Records from a collection

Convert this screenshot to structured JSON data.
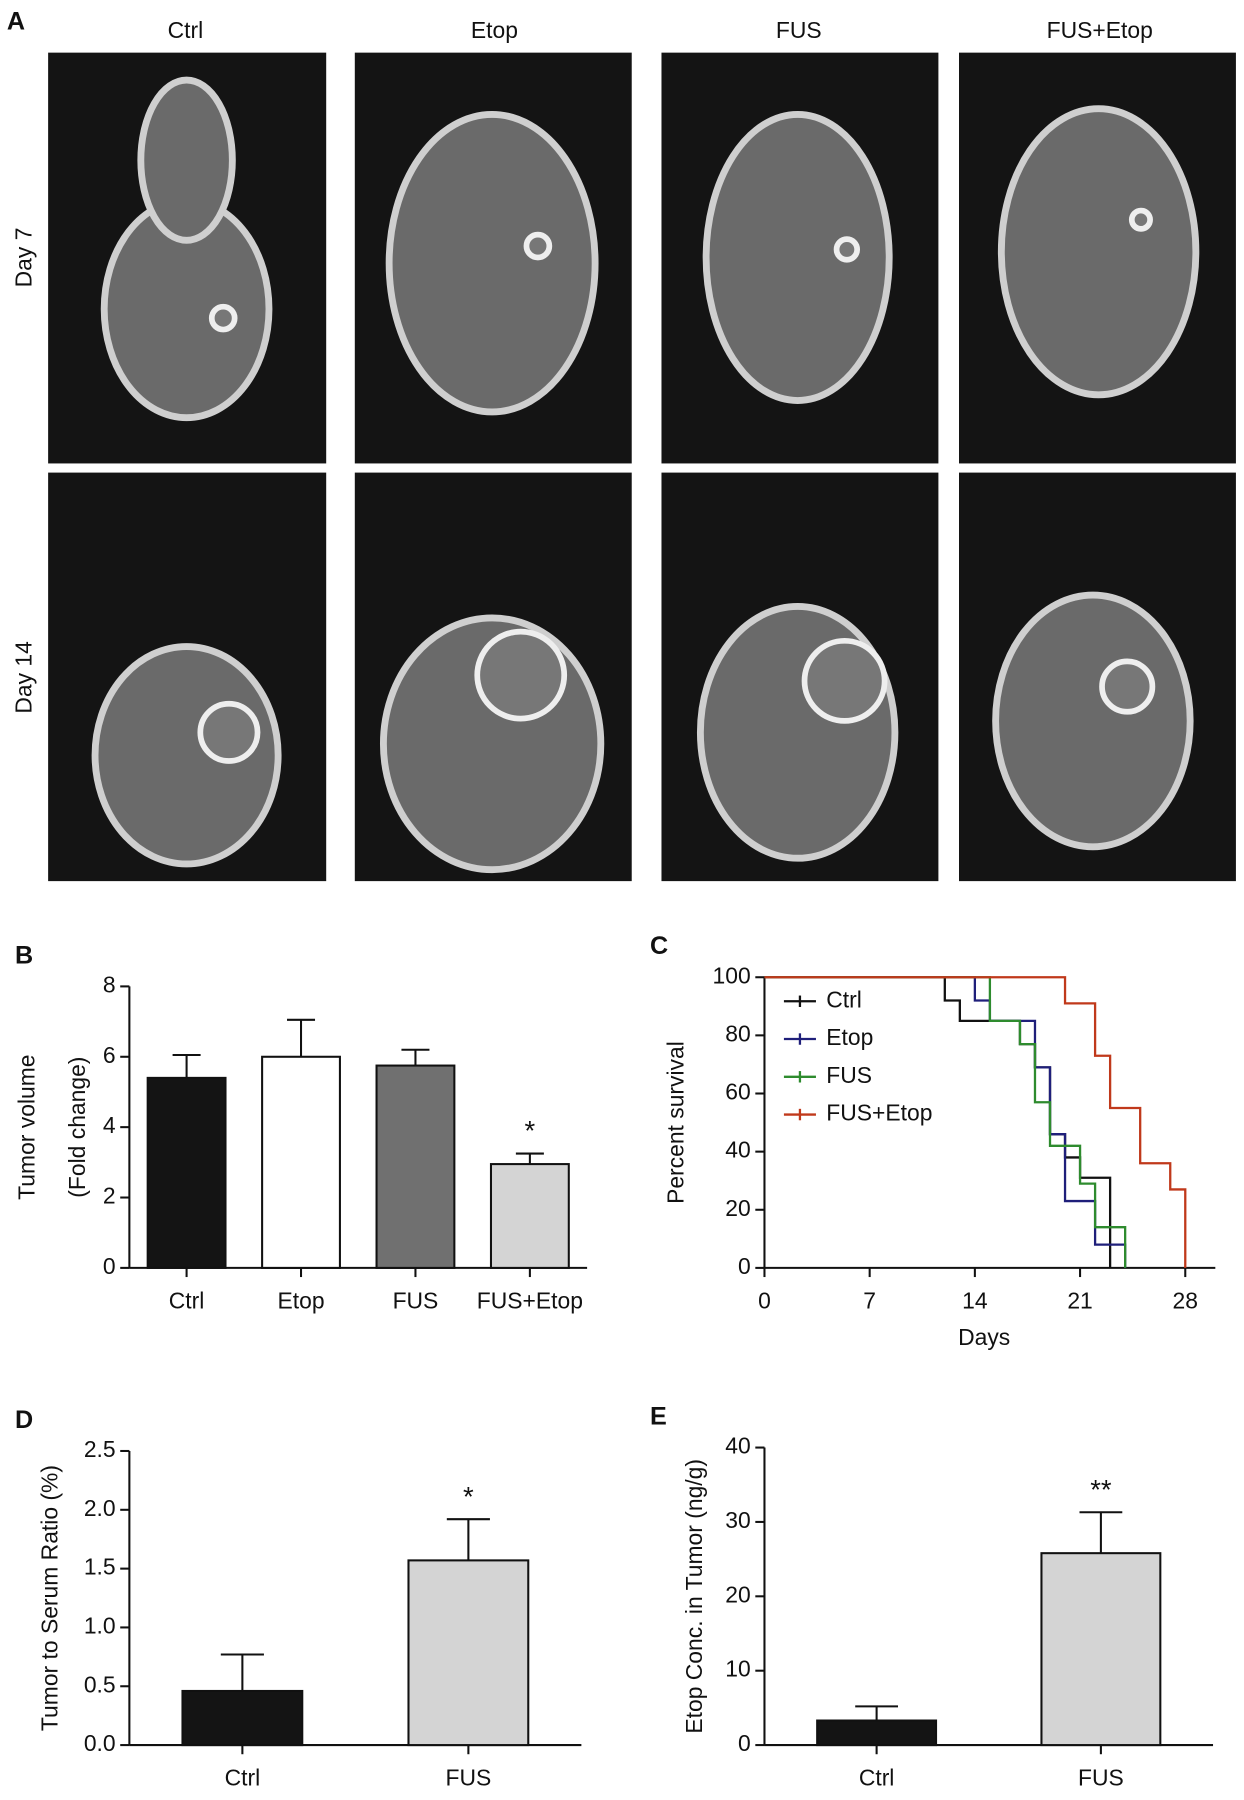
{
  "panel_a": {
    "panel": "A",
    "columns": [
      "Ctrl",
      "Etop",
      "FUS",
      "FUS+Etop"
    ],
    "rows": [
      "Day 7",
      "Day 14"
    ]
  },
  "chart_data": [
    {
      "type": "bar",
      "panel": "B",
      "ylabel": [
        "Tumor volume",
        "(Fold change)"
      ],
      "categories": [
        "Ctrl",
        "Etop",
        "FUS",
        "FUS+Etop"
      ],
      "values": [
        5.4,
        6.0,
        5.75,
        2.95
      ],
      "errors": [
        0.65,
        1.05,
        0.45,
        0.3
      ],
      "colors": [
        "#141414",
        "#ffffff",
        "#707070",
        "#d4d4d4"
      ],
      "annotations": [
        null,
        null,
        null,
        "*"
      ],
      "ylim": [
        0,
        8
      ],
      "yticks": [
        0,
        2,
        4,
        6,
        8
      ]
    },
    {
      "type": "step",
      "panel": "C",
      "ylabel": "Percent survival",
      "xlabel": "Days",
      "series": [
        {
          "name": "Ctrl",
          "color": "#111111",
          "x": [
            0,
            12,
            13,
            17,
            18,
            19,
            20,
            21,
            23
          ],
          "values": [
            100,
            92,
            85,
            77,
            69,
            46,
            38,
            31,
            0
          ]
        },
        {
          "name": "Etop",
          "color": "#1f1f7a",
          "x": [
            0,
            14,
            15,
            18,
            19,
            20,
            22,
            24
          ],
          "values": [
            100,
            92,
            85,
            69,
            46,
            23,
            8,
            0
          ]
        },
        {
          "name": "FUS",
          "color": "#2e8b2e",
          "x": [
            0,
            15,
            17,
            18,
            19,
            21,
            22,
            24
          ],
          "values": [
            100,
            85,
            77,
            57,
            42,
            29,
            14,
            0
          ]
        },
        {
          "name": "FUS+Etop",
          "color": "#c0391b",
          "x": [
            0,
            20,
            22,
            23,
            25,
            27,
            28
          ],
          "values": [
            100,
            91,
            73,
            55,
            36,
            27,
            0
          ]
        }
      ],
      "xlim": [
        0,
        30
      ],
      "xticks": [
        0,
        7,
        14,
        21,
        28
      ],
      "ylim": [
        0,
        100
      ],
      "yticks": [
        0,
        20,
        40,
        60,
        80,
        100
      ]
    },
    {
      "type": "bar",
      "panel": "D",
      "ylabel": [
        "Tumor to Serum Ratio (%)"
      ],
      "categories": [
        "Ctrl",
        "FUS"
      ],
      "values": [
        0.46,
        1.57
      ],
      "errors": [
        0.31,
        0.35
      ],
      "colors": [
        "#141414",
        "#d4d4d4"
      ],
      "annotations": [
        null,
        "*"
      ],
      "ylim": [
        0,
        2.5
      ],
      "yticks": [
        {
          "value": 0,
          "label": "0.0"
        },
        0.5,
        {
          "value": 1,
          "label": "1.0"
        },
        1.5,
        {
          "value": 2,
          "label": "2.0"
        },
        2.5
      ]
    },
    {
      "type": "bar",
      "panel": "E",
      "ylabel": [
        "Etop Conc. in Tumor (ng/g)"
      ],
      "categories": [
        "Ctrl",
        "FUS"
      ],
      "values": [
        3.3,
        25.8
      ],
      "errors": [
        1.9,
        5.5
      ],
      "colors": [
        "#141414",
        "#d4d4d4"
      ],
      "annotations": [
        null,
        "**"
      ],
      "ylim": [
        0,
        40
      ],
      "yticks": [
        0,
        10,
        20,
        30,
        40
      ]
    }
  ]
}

### Task brief
Check each line of the data above, and please copy the ones in which the string "name" occurs.

### Result of this task
          "name": "Ctrl",
          "name": "Etop",
          "name": "FUS",
          "name": "FUS+Etop",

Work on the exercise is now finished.